══ RECORD EXTRACTS
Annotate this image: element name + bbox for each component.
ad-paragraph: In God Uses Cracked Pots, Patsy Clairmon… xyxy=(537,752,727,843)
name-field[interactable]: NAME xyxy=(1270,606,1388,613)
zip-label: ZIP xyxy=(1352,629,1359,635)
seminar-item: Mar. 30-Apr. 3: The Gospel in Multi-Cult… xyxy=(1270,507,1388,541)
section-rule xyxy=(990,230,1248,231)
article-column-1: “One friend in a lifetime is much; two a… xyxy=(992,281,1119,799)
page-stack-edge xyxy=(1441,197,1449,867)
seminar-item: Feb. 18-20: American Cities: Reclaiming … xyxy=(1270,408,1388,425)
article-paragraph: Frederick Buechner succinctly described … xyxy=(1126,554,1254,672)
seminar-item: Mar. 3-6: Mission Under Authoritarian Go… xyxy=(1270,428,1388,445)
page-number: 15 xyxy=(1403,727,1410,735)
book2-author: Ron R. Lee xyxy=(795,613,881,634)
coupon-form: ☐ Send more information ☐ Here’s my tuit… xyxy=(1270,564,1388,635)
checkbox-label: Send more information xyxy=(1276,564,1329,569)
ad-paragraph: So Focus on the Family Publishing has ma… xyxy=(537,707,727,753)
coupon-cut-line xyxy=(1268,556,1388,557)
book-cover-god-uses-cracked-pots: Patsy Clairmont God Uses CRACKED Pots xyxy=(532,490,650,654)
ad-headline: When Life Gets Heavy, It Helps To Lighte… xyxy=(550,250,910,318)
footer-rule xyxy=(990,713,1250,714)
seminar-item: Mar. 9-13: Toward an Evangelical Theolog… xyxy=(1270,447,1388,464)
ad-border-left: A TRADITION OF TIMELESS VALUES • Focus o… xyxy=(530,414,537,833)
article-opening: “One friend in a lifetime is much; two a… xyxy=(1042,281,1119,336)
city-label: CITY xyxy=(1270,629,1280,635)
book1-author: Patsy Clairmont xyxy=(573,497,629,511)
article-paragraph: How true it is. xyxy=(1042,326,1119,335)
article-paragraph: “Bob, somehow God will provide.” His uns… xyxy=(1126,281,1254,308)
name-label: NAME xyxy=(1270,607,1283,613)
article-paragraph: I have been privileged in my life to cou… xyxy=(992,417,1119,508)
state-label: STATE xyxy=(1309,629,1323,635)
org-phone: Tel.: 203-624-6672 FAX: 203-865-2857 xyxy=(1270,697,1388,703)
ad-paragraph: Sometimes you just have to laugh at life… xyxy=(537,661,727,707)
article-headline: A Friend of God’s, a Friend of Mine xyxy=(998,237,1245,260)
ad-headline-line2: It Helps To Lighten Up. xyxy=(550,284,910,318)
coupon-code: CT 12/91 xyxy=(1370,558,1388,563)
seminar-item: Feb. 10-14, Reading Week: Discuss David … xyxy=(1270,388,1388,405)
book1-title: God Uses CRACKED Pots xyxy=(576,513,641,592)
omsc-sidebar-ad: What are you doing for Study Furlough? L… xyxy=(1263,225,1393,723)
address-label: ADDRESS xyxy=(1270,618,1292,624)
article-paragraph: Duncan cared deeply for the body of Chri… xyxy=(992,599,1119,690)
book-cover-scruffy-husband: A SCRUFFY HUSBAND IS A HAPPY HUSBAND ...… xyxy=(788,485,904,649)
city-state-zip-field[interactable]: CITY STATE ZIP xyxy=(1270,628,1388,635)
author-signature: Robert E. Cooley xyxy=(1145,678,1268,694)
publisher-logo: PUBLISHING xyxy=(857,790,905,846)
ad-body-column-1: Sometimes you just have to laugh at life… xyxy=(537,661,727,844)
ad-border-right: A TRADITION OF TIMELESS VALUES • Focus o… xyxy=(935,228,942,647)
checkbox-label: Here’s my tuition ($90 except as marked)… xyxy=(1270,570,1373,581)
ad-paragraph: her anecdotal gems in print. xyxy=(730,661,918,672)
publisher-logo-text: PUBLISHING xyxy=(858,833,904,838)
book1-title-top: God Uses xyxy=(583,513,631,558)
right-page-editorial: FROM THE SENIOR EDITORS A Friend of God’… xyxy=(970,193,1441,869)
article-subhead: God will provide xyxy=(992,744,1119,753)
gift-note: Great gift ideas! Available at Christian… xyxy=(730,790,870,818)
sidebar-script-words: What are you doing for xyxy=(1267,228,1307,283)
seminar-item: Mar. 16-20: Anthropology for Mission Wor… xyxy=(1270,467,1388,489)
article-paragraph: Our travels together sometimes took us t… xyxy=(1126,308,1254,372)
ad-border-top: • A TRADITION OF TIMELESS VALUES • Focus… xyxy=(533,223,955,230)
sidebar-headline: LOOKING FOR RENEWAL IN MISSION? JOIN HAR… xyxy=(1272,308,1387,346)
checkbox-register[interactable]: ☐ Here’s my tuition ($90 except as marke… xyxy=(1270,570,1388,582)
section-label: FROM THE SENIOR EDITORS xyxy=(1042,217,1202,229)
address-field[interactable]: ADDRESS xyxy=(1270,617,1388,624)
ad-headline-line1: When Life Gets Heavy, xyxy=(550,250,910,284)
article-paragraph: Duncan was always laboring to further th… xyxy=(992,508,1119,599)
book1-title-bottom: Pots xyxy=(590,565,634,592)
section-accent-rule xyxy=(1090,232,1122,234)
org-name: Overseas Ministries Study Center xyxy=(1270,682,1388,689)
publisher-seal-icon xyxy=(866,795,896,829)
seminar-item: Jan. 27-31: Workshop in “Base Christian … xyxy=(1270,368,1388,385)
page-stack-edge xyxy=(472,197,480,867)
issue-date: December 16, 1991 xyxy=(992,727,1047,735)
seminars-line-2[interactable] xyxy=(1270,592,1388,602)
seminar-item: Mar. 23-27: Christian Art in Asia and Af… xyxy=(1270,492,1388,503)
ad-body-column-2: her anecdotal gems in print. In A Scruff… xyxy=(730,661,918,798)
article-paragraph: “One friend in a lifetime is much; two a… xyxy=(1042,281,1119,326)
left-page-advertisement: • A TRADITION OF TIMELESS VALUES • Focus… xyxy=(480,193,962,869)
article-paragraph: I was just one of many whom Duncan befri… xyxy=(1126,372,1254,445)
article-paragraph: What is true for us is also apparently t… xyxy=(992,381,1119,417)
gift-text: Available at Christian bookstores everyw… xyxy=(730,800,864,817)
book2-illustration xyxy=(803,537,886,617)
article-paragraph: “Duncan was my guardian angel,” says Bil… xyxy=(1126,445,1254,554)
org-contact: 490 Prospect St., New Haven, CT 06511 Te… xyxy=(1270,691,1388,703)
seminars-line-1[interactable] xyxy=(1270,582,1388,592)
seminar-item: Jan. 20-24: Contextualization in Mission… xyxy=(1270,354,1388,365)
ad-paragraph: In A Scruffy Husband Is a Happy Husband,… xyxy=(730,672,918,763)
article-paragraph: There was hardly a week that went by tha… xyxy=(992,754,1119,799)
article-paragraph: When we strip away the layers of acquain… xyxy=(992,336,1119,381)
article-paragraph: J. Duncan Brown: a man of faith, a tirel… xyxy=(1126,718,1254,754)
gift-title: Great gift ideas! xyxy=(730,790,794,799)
════
══ RECORD EXTRACTS
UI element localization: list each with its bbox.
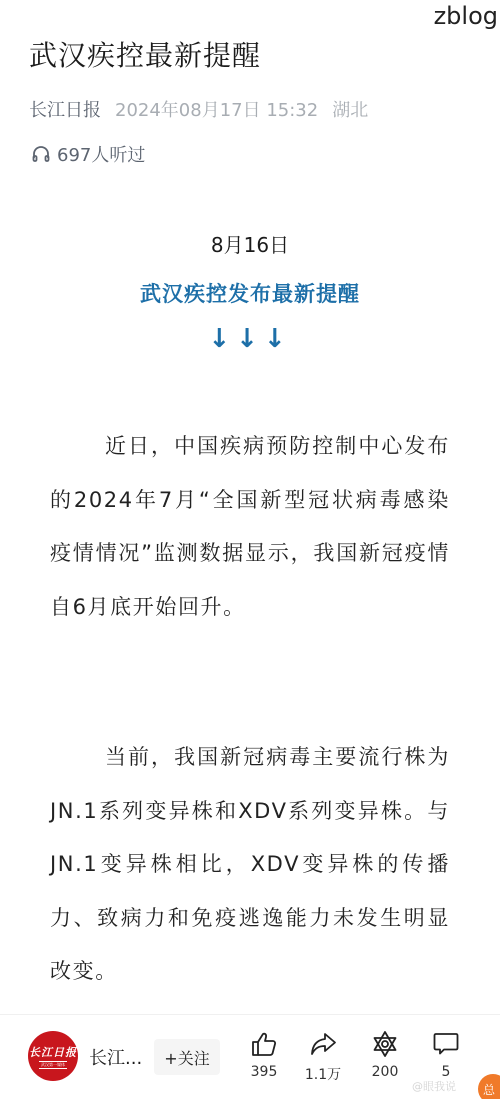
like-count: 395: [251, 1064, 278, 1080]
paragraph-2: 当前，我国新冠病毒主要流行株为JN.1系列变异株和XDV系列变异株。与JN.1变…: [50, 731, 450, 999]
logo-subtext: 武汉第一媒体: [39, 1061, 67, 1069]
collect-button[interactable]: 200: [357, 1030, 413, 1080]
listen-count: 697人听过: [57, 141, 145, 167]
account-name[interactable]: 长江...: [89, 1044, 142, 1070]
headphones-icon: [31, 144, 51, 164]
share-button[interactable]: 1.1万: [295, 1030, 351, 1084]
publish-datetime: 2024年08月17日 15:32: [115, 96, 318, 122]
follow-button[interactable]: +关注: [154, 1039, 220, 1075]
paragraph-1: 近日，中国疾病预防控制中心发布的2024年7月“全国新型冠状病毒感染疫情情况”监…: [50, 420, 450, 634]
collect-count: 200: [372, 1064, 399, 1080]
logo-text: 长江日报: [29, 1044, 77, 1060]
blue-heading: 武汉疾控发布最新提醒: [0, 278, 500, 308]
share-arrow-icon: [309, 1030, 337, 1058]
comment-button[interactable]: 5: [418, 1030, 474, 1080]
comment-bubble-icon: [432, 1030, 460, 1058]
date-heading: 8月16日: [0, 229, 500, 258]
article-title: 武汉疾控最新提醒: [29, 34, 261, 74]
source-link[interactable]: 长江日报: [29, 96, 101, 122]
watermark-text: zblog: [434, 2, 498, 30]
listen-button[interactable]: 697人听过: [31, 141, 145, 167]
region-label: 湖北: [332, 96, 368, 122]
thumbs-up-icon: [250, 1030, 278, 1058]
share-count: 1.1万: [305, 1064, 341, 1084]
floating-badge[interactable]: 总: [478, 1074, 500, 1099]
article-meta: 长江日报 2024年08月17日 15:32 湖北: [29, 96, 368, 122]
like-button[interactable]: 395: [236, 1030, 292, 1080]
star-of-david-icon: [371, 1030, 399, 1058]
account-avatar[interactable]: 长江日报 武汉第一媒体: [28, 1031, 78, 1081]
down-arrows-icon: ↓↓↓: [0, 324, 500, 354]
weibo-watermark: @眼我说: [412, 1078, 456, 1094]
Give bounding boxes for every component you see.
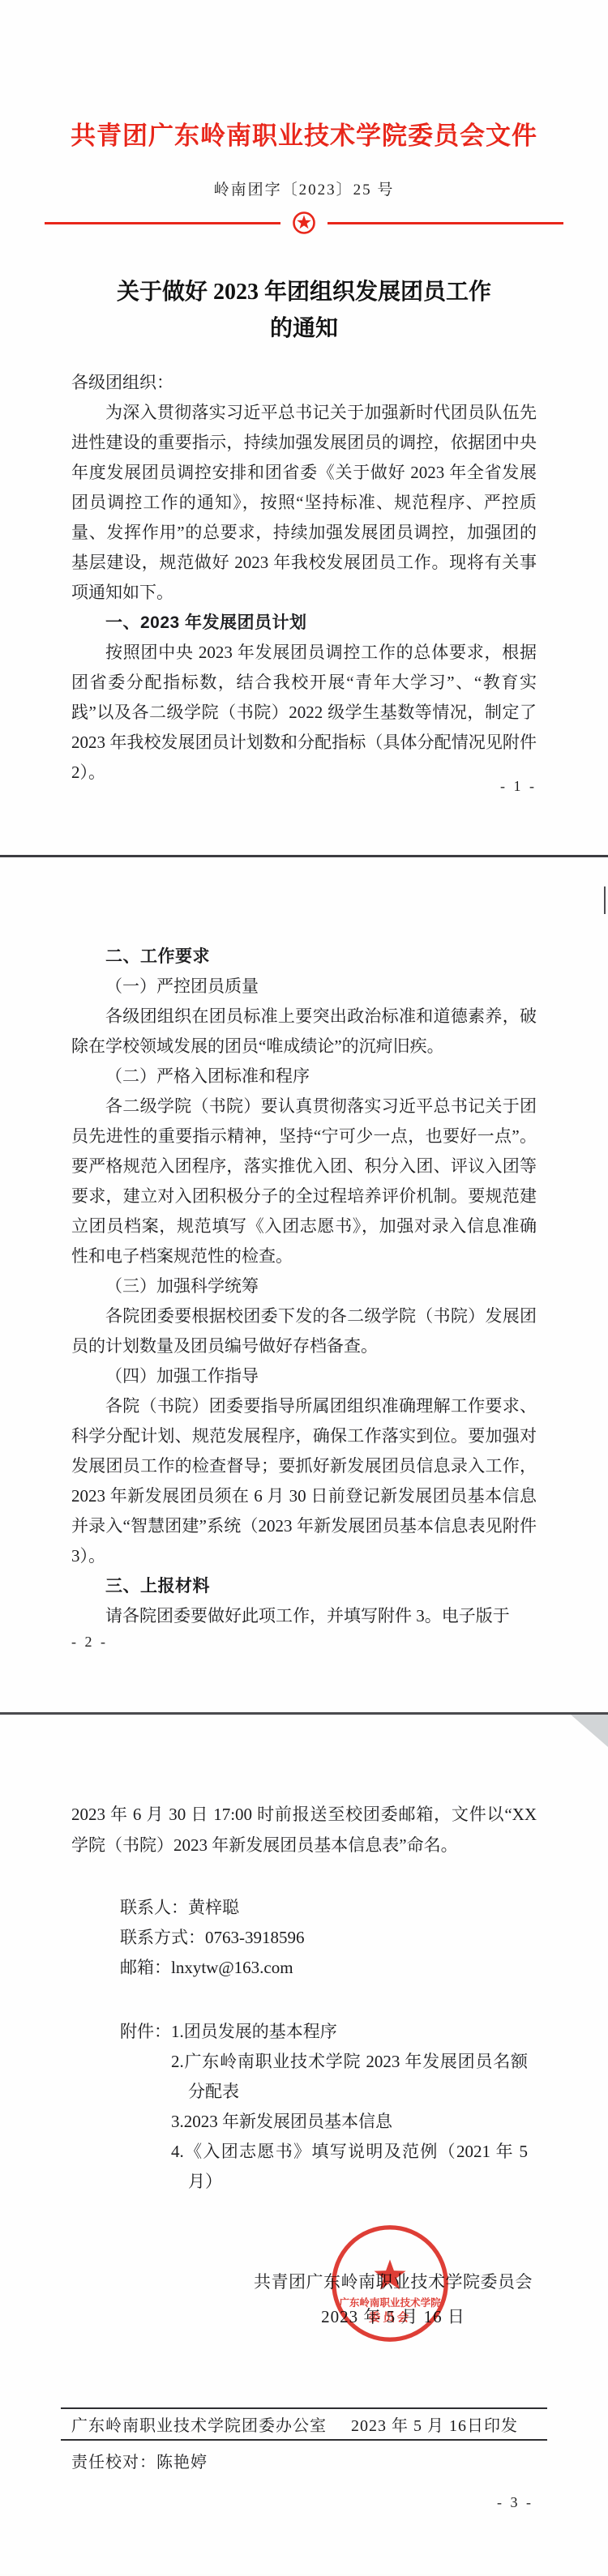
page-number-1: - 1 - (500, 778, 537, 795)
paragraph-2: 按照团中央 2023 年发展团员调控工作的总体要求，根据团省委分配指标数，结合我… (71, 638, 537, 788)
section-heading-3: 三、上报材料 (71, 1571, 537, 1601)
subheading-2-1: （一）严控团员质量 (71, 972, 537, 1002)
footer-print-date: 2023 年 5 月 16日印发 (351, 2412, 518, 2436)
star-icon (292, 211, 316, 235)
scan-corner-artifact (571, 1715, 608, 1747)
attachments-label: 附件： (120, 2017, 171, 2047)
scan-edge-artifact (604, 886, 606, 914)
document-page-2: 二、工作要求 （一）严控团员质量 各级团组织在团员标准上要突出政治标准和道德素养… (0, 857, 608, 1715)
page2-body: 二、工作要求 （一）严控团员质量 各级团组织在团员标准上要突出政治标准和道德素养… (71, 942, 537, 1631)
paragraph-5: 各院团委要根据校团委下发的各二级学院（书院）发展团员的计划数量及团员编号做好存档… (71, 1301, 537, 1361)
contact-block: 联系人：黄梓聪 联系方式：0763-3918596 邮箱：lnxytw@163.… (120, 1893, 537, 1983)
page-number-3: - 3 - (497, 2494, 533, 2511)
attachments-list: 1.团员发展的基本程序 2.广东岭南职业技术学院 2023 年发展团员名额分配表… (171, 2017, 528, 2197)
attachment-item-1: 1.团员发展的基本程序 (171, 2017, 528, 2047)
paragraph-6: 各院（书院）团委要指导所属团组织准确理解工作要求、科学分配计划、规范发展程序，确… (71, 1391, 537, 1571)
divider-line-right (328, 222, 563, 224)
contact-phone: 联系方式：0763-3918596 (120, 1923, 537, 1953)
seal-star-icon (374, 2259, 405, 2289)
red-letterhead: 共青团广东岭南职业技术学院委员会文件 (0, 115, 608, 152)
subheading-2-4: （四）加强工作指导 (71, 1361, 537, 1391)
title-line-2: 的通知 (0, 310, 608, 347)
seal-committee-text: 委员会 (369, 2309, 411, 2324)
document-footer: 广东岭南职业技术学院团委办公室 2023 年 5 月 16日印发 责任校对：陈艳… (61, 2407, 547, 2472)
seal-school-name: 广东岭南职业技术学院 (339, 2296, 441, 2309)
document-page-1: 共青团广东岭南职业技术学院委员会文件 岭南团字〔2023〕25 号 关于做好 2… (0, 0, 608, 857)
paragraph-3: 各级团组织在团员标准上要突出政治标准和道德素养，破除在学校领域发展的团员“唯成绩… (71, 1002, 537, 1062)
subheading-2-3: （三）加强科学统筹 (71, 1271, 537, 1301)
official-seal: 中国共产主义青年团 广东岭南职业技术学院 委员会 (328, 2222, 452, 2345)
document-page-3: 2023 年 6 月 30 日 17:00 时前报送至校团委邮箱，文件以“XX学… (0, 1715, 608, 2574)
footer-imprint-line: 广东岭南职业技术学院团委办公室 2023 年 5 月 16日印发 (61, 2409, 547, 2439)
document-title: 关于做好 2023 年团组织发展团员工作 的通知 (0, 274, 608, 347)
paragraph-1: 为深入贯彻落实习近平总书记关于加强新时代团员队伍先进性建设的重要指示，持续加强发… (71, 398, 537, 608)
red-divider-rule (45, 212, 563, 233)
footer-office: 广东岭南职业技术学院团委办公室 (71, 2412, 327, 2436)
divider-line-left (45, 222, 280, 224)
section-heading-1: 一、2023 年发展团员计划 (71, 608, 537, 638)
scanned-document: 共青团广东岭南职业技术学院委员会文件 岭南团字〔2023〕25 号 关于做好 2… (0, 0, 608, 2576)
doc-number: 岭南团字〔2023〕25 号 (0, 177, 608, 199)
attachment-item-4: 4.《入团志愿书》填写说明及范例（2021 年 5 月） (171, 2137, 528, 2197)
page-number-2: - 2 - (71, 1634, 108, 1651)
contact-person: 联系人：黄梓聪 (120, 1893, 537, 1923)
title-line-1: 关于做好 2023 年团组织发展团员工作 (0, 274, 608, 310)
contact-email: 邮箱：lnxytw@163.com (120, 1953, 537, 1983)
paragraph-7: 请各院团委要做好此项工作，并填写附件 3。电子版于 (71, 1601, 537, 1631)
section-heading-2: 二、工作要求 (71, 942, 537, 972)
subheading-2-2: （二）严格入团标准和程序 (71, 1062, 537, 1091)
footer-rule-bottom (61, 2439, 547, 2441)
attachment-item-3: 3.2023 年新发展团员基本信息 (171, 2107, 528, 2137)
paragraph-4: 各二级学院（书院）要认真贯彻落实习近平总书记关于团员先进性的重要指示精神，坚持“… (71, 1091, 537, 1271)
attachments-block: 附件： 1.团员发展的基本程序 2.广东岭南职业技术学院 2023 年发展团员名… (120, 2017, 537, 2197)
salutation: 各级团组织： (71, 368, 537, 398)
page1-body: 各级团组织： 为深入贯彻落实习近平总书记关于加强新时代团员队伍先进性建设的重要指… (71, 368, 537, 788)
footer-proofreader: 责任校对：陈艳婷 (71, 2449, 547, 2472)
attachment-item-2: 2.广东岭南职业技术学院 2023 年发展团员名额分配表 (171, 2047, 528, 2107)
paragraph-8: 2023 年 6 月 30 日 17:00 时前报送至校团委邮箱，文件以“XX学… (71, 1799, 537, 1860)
════
◆ GIVEN REQUEST ◆
Quote the listing lines from the line with "Annotate this image: element" up to and including the line with "seminar-item: Mar. 30-Apr.", keeping every character unchanged.

◆ CORRECT RESPONSE ◆
Annotate this image: element name + bbox for each component.
ad-paragraph: In God Uses Cracked Pots, Patsy Clairmon… xyxy=(537,752,727,843)
name-field[interactable]: NAME xyxy=(1270,606,1388,613)
zip-label: ZIP xyxy=(1352,629,1359,635)
seminar-item: Mar. 30-Apr. 3: The Gospel in Multi-Cult… xyxy=(1270,507,1388,541)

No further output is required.